>> START

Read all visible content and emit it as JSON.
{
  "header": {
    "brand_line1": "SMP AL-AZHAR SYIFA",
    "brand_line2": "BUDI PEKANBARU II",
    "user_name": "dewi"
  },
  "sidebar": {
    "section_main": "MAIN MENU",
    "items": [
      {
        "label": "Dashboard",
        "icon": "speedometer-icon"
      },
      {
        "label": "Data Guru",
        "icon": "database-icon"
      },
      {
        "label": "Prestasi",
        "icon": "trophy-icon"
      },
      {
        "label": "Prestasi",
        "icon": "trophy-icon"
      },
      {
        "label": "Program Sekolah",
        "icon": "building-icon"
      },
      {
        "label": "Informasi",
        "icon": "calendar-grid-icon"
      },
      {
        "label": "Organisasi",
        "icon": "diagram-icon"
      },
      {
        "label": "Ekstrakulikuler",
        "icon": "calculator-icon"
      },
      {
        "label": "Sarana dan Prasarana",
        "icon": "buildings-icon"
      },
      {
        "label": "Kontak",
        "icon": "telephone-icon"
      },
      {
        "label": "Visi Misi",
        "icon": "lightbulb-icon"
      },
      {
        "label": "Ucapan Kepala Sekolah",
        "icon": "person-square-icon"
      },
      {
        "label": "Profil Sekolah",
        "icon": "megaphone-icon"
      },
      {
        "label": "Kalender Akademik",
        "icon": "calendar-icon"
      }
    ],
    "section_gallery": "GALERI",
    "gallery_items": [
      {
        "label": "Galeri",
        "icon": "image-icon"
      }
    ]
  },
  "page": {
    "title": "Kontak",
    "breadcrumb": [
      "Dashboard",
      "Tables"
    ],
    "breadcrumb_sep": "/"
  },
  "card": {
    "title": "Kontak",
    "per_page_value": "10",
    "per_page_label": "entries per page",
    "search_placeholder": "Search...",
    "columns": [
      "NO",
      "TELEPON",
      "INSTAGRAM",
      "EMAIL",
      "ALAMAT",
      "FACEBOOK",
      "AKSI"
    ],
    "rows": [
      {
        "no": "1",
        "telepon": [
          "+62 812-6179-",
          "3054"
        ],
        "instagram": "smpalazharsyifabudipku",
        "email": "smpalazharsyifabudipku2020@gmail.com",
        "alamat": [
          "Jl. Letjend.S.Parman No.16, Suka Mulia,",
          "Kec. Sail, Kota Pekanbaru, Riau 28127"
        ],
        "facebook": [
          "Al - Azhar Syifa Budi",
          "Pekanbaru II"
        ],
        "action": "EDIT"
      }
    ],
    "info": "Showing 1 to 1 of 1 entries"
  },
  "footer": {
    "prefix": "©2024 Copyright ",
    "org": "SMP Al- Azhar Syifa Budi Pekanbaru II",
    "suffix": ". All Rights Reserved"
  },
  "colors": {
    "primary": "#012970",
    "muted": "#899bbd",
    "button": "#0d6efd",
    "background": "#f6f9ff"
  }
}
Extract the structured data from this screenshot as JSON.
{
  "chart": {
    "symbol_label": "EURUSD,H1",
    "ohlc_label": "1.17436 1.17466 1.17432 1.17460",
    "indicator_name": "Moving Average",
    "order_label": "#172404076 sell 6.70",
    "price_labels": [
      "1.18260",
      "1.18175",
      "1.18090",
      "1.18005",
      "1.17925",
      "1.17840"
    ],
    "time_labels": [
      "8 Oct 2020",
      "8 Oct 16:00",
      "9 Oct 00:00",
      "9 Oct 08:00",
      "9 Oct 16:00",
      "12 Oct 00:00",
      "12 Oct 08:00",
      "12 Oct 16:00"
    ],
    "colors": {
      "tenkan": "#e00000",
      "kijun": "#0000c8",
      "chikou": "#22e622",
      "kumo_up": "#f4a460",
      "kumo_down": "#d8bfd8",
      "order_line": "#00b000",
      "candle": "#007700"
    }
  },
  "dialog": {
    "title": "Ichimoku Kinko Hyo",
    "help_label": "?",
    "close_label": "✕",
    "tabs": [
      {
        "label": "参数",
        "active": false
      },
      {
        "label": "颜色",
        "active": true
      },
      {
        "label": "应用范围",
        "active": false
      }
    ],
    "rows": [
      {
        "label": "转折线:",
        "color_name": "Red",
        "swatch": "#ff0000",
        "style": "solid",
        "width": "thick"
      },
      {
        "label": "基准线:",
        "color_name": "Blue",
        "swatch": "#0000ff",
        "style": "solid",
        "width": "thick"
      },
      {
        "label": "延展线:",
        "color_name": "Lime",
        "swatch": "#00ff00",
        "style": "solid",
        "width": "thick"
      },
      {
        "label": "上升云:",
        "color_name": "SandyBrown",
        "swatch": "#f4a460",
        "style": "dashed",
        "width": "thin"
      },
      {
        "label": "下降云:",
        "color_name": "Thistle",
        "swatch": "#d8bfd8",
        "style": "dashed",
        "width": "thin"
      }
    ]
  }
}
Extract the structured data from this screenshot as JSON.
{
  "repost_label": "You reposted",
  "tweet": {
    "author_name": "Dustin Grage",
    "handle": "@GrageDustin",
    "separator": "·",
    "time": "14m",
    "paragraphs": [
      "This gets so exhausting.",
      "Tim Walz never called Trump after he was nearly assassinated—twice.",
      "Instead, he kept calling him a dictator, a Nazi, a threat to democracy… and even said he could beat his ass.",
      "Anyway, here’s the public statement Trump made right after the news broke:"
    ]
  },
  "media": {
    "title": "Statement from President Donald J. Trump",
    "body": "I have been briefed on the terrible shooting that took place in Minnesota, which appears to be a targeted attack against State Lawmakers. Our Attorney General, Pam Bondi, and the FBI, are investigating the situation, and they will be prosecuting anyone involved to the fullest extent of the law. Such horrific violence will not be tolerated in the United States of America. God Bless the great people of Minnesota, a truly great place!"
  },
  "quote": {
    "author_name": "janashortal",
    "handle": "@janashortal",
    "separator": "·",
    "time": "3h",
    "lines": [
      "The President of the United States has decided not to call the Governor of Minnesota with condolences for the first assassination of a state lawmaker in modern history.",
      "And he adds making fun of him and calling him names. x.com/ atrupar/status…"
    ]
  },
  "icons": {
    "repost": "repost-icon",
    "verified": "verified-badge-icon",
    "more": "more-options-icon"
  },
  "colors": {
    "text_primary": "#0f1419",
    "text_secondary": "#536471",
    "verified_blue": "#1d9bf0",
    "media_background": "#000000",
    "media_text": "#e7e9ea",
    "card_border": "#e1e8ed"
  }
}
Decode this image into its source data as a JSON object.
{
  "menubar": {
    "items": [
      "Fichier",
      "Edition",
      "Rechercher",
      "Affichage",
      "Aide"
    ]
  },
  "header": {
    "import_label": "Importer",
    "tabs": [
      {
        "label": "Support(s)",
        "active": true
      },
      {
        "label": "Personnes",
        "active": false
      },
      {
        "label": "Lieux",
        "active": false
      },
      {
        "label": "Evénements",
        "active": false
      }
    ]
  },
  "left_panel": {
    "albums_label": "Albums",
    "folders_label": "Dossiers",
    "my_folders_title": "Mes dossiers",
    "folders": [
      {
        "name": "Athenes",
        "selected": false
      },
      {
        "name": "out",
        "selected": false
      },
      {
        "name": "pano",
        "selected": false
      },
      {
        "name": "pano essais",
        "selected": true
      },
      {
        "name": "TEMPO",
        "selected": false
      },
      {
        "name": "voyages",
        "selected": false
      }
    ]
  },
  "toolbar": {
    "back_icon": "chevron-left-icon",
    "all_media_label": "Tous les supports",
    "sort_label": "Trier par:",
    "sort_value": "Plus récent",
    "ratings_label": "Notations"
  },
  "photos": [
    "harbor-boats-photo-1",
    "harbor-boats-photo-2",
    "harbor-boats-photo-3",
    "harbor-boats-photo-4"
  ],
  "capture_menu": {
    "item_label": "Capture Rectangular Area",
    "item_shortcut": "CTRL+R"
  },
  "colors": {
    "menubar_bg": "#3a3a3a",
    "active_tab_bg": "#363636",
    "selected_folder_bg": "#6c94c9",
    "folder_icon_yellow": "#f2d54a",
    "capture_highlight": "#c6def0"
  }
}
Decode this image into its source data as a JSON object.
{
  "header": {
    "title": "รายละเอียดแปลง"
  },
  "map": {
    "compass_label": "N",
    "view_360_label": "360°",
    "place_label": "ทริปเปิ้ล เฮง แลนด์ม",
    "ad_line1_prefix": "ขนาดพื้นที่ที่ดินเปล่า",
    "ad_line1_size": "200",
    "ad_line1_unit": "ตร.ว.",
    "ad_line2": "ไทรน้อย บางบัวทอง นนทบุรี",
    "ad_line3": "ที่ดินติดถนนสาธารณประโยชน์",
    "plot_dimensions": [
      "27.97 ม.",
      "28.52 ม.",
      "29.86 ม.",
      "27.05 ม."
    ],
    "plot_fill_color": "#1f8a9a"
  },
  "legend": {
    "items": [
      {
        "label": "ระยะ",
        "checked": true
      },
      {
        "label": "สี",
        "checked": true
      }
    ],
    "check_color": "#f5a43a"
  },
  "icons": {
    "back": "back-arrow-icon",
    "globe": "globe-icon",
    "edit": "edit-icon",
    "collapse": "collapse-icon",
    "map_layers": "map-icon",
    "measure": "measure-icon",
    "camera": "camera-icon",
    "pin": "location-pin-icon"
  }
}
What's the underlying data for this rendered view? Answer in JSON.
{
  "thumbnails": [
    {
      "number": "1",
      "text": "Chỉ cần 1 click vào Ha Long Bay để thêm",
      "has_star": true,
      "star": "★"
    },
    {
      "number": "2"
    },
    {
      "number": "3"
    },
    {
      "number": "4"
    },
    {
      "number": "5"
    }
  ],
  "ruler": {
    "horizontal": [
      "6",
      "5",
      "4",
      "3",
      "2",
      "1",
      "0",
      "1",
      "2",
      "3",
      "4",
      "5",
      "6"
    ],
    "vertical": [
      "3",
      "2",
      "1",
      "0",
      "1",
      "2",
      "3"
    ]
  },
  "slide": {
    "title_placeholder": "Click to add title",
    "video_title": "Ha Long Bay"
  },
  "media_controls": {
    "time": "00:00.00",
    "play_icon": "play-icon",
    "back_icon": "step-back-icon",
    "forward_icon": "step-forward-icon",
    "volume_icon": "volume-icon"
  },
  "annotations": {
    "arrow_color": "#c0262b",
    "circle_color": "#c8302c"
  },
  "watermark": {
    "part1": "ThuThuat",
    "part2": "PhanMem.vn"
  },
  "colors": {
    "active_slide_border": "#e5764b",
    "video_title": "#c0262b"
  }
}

>> END

* **Aim**: Copy out every line of the listing that includes the string "number".

* **Finished answer**:
      "number": "1",
      "number": "2"
      "number": "3"
      "number": "4"
      "number": "5"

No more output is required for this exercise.